## [EXERCISE TASK]
Quote all lines below exactly. Images stay out.

[Extracted data entries]
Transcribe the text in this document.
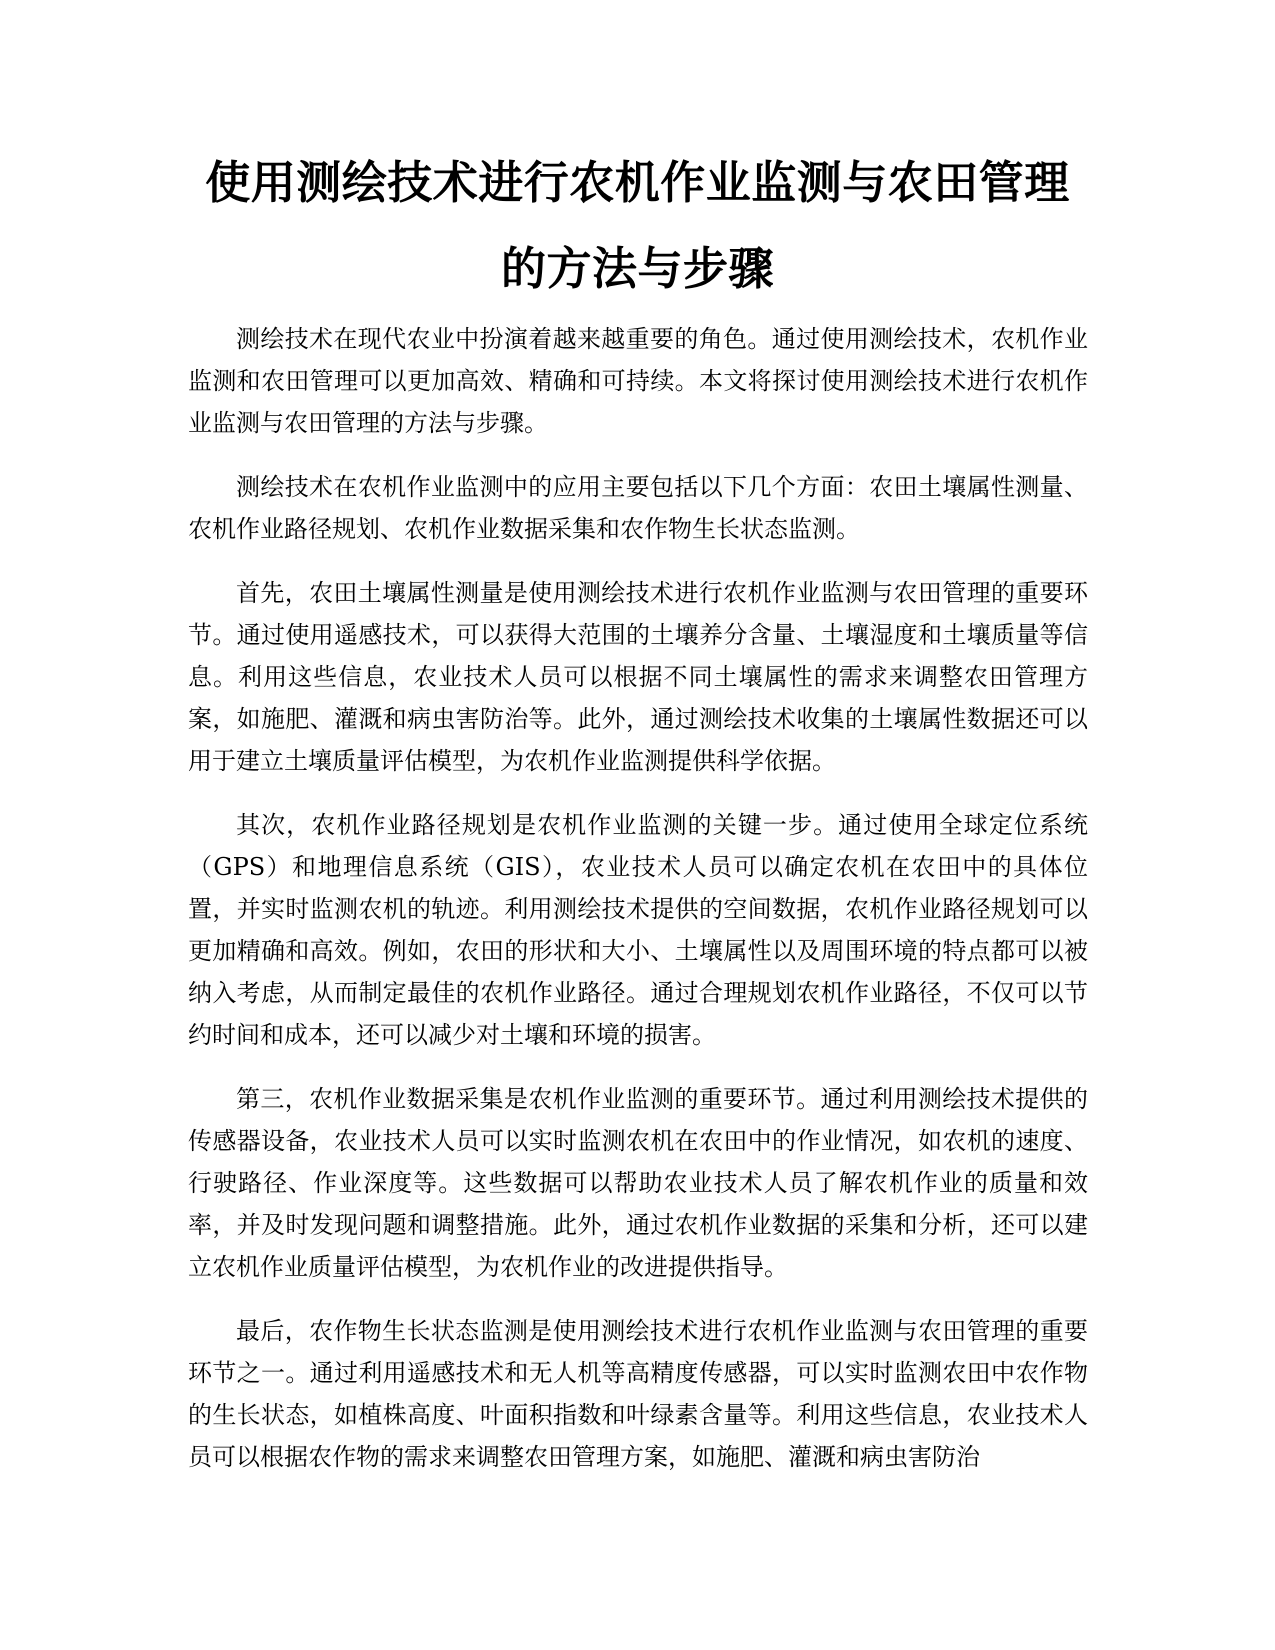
使用测绘技术进行农机作业监测与农田管理
的方法与步骤

测绘技术在现代农业中扮演着越来越重要的角色。通过使用测绘技术，农机作业监测和农田管理可以更加高效、精确和可持续。本文将探讨使用测绘技术进行农机作业监测与农田管理的方法与步骤。

测绘技术在农机作业监测中的应用主要包括以下几个方面：农田土壤属性测量、农机作业路径规划、农机作业数据采集和农作物生长状态监测。

首先，农田土壤属性测量是使用测绘技术进行农机作业监测与农田管理的重要环节。通过使用遥感技术，可以获得大范围的土壤养分含量、土壤湿度和土壤质量等信息。利用这些信息，农业技术人员可以根据不同土壤属性的需求来调整农田管理方案，如施肥、灌溉和病虫害防治等。此外，通过测绘技术收集的土壤属性数据还可以用于建立土壤质量评估模型，为农机作业监测提供科学依据。

其次，农机作业路径规划是农机作业监测的关键一步。通过使用全球定位系统（GPS）和地理信息系统（GIS），农业技术人员可以确定农机在农田中的具体位置，并实时监测农机的轨迹。利用测绘技术提供的空间数据，农机作业路径规划可以更加精确和高效。例如，农田的形状和大小、土壤属性以及周围环境的特点都可以被纳入考虑，从而制定最佳的农机作业路径。通过合理规划农机作业路径，不仅可以节约时间和成本，还可以减少对土壤和环境的损害。

第三，农机作业数据采集是农机作业监测的重要环节。通过利用测绘技术提供的传感器设备，农业技术人员可以实时监测农机在农田中的作业情况，如农机的速度、行驶路径、作业深度等。这些数据可以帮助农业技术人员了解农机作业的质量和效率，并及时发现问题和调整措施。此外，通过农机作业数据的采集和分析，还可以建立农机作业质量评估模型，为农机作业的改进提供指导。

最后，农作物生长状态监测是使用测绘技术进行农机作业监测与农田管理的重要环节之一。通过利用遥感技术和无人机等高精度传感器，可以实时监测农田中农作物的生长状态，如植株高度、叶面积指数和叶绿素含量等。利用这些信息，农业技术人员可以根据农作物的需求来调整农田管理方案，如施肥、灌溉和病虫害防治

## [TASK OUTPUT]
Transcribe the text in this document.
使用测绘技术进行农机作业监测与农田管理
的方法与步骤

测绘技术在现代农业中扮演着越来越重要的角色。通过使用测绘技术，农机作业监测和农田管理可以更加高效、精确和可持续。本文将探讨使用测绘技术进行农机作业监测与农田管理的方法与步骤。

测绘技术在农机作业监测中的应用主要包括以下几个方面：农田土壤属性测量、农机作业路径规划、农机作业数据采集和农作物生长状态监测。

首先，农田土壤属性测量是使用测绘技术进行农机作业监测与农田管理的重要环节。通过使用遥感技术，可以获得大范围的土壤养分含量、土壤湿度和土壤质量等信息。利用这些信息，农业技术人员可以根据不同土壤属性的需求来调整农田管理方案，如施肥、灌溉和病虫害防治等。此外，通过测绘技术收集的土壤属性数据还可以用于建立土壤质量评估模型，为农机作业监测提供科学依据。

其次，农机作业路径规划是农机作业监测的关键一步。通过使用全球定位系统（GPS）和地理信息系统（GIS），农业技术人员可以确定农机在农田中的具体位置，并实时监测农机的轨迹。利用测绘技术提供的空间数据，农机作业路径规划可以更加精确和高效。例如，农田的形状和大小、土壤属性以及周围环境的特点都可以被纳入考虑，从而制定最佳的农机作业路径。通过合理规划农机作业路径，不仅可以节约时间和成本，还可以减少对土壤和环境的损害。

第三，农机作业数据采集是农机作业监测的重要环节。通过利用测绘技术提供的传感器设备，农业技术人员可以实时监测农机在农田中的作业情况，如农机的速度、行驶路径、作业深度等。这些数据可以帮助农业技术人员了解农机作业的质量和效率，并及时发现问题和调整措施。此外，通过农机作业数据的采集和分析，还可以建立农机作业质量评估模型，为农机作业的改进提供指导。

最后，农作物生长状态监测是使用测绘技术进行农机作业监测与农田管理的重要环节之一。通过利用遥感技术和无人机等高精度传感器，可以实时监测农田中农作物的生长状态，如植株高度、叶面积指数和叶绿素含量等。利用这些信息，农业技术人员可以根据农作物的需求来调整农田管理方案，如施肥、灌溉和病虫害防治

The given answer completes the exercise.